### Short exercise
Copy out all the records, word for word.

Records
■ ■ ■ ■ ■

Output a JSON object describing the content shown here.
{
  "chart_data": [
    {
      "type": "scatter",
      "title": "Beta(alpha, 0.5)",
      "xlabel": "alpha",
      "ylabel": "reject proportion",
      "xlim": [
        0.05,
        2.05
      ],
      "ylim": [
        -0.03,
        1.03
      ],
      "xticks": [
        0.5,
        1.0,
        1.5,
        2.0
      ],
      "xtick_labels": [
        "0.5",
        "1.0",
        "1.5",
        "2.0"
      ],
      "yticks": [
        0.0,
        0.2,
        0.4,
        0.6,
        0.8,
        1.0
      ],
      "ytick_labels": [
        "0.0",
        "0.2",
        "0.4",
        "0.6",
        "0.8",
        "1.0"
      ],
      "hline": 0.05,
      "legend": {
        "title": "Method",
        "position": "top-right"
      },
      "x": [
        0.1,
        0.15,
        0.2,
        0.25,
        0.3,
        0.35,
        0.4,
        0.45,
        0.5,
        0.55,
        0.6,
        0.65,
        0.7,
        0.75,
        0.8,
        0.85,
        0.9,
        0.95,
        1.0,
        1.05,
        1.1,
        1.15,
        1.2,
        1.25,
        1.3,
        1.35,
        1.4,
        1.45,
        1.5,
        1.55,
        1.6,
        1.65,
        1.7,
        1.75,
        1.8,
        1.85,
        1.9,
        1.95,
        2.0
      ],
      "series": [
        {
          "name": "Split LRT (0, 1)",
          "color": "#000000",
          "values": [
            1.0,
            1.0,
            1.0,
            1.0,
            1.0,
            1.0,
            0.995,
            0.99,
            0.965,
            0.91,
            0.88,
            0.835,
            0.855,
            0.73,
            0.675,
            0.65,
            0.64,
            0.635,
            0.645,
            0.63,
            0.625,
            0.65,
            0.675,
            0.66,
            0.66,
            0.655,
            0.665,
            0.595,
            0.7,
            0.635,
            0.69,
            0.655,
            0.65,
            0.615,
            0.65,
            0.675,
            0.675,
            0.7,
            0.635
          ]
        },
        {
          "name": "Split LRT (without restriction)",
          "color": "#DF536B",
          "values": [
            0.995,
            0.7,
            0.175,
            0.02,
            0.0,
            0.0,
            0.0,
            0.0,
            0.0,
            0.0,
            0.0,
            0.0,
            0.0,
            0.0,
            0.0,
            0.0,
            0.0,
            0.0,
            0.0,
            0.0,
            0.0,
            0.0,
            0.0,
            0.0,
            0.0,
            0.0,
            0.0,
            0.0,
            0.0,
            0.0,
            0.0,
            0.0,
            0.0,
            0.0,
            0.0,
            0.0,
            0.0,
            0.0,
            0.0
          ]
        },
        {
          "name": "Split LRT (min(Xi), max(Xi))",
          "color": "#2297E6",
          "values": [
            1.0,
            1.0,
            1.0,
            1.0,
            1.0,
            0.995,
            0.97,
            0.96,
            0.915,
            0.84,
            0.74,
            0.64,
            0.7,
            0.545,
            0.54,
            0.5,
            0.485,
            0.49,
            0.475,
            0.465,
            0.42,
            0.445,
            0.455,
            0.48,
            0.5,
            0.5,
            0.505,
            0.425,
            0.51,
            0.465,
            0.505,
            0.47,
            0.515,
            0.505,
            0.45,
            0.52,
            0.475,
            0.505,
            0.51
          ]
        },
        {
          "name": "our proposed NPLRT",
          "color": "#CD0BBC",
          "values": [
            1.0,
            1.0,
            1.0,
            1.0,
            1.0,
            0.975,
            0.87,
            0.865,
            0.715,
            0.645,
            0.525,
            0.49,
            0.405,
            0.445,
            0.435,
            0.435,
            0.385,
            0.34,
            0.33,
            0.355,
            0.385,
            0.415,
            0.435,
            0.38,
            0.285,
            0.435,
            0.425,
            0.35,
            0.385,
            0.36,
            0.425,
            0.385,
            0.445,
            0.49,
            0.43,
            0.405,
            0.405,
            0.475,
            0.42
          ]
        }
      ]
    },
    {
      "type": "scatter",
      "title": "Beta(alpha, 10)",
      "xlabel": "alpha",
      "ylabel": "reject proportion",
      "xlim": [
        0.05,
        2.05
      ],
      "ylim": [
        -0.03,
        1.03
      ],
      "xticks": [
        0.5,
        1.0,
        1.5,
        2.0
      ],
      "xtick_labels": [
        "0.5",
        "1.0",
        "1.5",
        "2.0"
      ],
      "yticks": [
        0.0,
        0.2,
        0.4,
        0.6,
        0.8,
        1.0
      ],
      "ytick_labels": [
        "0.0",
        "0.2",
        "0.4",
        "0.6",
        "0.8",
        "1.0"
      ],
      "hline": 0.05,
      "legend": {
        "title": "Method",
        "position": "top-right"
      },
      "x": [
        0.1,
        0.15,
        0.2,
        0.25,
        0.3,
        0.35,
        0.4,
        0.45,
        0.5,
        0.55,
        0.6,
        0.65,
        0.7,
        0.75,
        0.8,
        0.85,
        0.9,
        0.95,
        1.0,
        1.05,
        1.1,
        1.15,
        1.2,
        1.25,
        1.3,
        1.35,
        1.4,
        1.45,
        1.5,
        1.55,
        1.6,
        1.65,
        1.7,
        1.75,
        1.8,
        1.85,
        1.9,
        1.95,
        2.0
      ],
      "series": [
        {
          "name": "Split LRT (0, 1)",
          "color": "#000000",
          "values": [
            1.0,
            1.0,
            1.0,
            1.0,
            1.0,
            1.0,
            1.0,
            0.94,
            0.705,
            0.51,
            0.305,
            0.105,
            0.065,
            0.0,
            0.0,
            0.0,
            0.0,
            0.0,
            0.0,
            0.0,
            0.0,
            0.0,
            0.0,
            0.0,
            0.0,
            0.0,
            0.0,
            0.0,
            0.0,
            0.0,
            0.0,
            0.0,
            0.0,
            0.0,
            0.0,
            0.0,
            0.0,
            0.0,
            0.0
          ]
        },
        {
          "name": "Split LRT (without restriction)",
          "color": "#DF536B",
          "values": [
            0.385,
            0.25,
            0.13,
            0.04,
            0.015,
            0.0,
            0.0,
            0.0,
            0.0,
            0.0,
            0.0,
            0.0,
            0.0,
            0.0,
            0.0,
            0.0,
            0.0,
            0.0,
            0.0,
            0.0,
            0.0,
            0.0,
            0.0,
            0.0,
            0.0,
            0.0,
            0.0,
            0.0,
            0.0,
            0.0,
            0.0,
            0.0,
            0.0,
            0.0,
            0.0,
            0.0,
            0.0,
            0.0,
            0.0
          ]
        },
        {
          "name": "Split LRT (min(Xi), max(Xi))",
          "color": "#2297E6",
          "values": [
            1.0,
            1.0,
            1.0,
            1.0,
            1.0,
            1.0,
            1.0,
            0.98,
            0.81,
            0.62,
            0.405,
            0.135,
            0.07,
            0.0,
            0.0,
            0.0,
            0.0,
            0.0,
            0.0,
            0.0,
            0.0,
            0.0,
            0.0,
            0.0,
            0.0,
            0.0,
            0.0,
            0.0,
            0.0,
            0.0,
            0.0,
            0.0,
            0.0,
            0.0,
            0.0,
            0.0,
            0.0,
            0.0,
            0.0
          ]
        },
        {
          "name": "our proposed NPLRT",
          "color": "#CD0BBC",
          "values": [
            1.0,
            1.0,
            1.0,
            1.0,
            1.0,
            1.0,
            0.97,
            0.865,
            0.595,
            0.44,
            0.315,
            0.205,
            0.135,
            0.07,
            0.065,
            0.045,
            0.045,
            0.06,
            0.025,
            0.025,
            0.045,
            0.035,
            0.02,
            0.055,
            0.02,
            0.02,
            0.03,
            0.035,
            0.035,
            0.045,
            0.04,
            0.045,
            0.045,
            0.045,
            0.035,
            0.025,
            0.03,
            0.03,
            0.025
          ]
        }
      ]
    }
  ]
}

■ ■ ■ ■ ■

### Full output
Output a JSON object describing the content shown here.
{
  "chart_data": [
    {
      "type": "scatter",
      "title": "Beta(alpha, 0.5)",
      "xlabel": "alpha",
      "ylabel": "reject proportion",
      "xlim": [
        0.05,
        2.05
      ],
      "ylim": [
        -0.03,
        1.03
      ],
      "xticks": [
        0.5,
        1.0,
        1.5,
        2.0
      ],
      "xtick_labels": [
        "0.5",
        "1.0",
        "1.5",
        "2.0"
      ],
      "yticks": [
        0.0,
        0.2,
        0.4,
        0.6,
        0.8,
        1.0
      ],
      "ytick_labels": [
        "0.0",
        "0.2",
        "0.4",
        "0.6",
        "0.8",
        "1.0"
      ],
      "hline": 0.05,
      "legend": {
        "title": "Method",
        "position": "top-right"
      },
      "x": [
        0.1,
        0.15,
        0.2,
        0.25,
        0.3,
        0.35,
        0.4,
        0.45,
        0.5,
        0.55,
        0.6,
        0.65,
        0.7,
        0.75,
        0.8,
        0.85,
        0.9,
        0.95,
        1.0,
        1.05,
        1.1,
        1.15,
        1.2,
        1.25,
        1.3,
        1.35,
        1.4,
        1.45,
        1.5,
        1.55,
        1.6,
        1.65,
        1.7,
        1.75,
        1.8,
        1.85,
        1.9,
        1.95,
        2.0
      ],
      "series": [
        {
          "name": "Split LRT (0, 1)",
          "color": "#000000",
          "values": [
            1.0,
            1.0,
            1.0,
            1.0,
            1.0,
            1.0,
            0.995,
            0.99,
            0.965,
            0.91,
            0.88,
            0.835,
            0.855,
            0.73,
            0.675,
            0.65,
            0.64,
            0.635,
            0.645,
            0.63,
            0.625,
            0.65,
            0.675,
            0.66,
            0.66,
            0.655,
            0.665,
            0.595,
            0.7,
            0.635,
            0.69,
            0.655,
            0.65,
            0.615,
            0.65,
            0.675,
            0.675,
            0.7,
            0.635
          ]
        },
        {
          "name": "Split LRT (without restriction)",
          "color": "#DF536B",
          "values": [
            0.995,
            0.7,
            0.175,
            0.02,
            0.0,
            0.0,
            0.0,
            0.0,
            0.0,
            0.0,
            0.0,
            0.0,
            0.0,
            0.0,
            0.0,
            0.0,
            0.0,
            0.0,
            0.0,
            0.0,
            0.0,
            0.0,
            0.0,
            0.0,
            0.0,
            0.0,
            0.0,
            0.0,
            0.0,
            0.0,
            0.0,
            0.0,
            0.0,
            0.0,
            0.0,
            0.0,
            0.0,
            0.0,
            0.0
          ]
        },
        {
          "name": "Split LRT (min(Xi), max(Xi))",
          "color": "#2297E6",
          "values": [
            1.0,
            1.0,
            1.0,
            1.0,
            1.0,
            0.995,
            0.97,
            0.96,
            0.915,
            0.84,
            0.74,
            0.64,
            0.7,
            0.545,
            0.54,
            0.5,
            0.485,
            0.49,
            0.475,
            0.465,
            0.42,
            0.445,
            0.455,
            0.48,
            0.5,
            0.5,
            0.505,
            0.425,
            0.51,
            0.465,
            0.505,
            0.47,
            0.515,
            0.505,
            0.45,
            0.52,
            0.475,
            0.505,
            0.51
          ]
        },
        {
          "name": "our proposed NPLRT",
          "color": "#CD0BBC",
          "values": [
            1.0,
            1.0,
            1.0,
            1.0,
            1.0,
            0.975,
            0.87,
            0.865,
            0.715,
            0.645,
            0.525,
            0.49,
            0.405,
            0.445,
            0.435,
            0.435,
            0.385,
            0.34,
            0.33,
            0.355,
            0.385,
            0.415,
            0.435,
            0.38,
            0.285,
            0.435,
            0.425,
            0.35,
            0.385,
            0.36,
            0.425,
            0.385,
            0.445,
            0.49,
            0.43,
            0.405,
            0.405,
            0.475,
            0.42
          ]
        }
      ]
    },
    {
      "type": "scatter",
      "title": "Beta(alpha, 10)",
      "xlabel": "alpha",
      "ylabel": "reject proportion",
      "xlim": [
        0.05,
        2.05
      ],
      "ylim": [
        -0.03,
        1.03
      ],
      "xticks": [
        0.5,
        1.0,
        1.5,
        2.0
      ],
      "xtick_labels": [
        "0.5",
        "1.0",
        "1.5",
        "2.0"
      ],
      "yticks": [
        0.0,
        0.2,
        0.4,
        0.6,
        0.8,
        1.0
      ],
      "ytick_labels": [
        "0.0",
        "0.2",
        "0.4",
        "0.6",
        "0.8",
        "1.0"
      ],
      "hline": 0.05,
      "legend": {
        "title": "Method",
        "position": "top-right"
      },
      "x": [
        0.1,
        0.15,
        0.2,
        0.25,
        0.3,
        0.35,
        0.4,
        0.45,
        0.5,
        0.55,
        0.6,
        0.65,
        0.7,
        0.75,
        0.8,
        0.85,
        0.9,
        0.95,
        1.0,
        1.05,
        1.1,
        1.15,
        1.2,
        1.25,
        1.3,
        1.35,
        1.4,
        1.45,
        1.5,
        1.55,
        1.6,
        1.65,
        1.7,
        1.75,
        1.8,
        1.85,
        1.9,
        1.95,
        2.0
      ],
      "series": [
        {
          "name": "Split LRT (0, 1)",
          "color": "#000000",
          "values": [
            1.0,
            1.0,
            1.0,
            1.0,
            1.0,
            1.0,
            1.0,
            0.94,
            0.705,
            0.51,
            0.305,
            0.105,
            0.065,
            0.0,
            0.0,
            0.0,
            0.0,
            0.0,
            0.0,
            0.0,
            0.0,
            0.0,
            0.0,
            0.0,
            0.0,
            0.0,
            0.0,
            0.0,
            0.0,
            0.0,
            0.0,
            0.0,
            0.0,
            0.0,
            0.0,
            0.0,
            0.0,
            0.0,
            0.0
          ]
        },
        {
          "name": "Split LRT (without restriction)",
          "color": "#DF536B",
          "values": [
            0.385,
            0.25,
            0.13,
            0.04,
            0.015,
            0.0,
            0.0,
            0.0,
            0.0,
            0.0,
            0.0,
            0.0,
            0.0,
            0.0,
            0.0,
            0.0,
            0.0,
            0.0,
            0.0,
            0.0,
            0.0,
            0.0,
            0.0,
            0.0,
            0.0,
            0.0,
            0.0,
            0.0,
            0.0,
            0.0,
            0.0,
            0.0,
            0.0,
            0.0,
            0.0,
            0.0,
            0.0,
            0.0,
            0.0
          ]
        },
        {
          "name": "Split LRT (min(Xi), max(Xi))",
          "color": "#2297E6",
          "values": [
            1.0,
            1.0,
            1.0,
            1.0,
            1.0,
            1.0,
            1.0,
            0.98,
            0.81,
            0.62,
            0.405,
            0.135,
            0.07,
            0.0,
            0.0,
            0.0,
            0.0,
            0.0,
            0.0,
            0.0,
            0.0,
            0.0,
            0.0,
            0.0,
            0.0,
            0.0,
            0.0,
            0.0,
            0.0,
            0.0,
            0.0,
            0.0,
            0.0,
            0.0,
            0.0,
            0.0,
            0.0,
            0.0,
            0.0
          ]
        },
        {
          "name": "our proposed NPLRT",
          "color": "#CD0BBC",
          "values": [
            1.0,
            1.0,
            1.0,
            1.0,
            1.0,
            1.0,
            0.97,
            0.865,
            0.595,
            0.44,
            0.315,
            0.205,
            0.135,
            0.07,
            0.065,
            0.045,
            0.045,
            0.06,
            0.025,
            0.025,
            0.045,
            0.035,
            0.02,
            0.055,
            0.02,
            0.02,
            0.03,
            0.035,
            0.035,
            0.045,
            0.04,
            0.045,
            0.045,
            0.045,
            0.035,
            0.025,
            0.03,
            0.03,
            0.025
          ]
        }
      ]
    }
  ]
}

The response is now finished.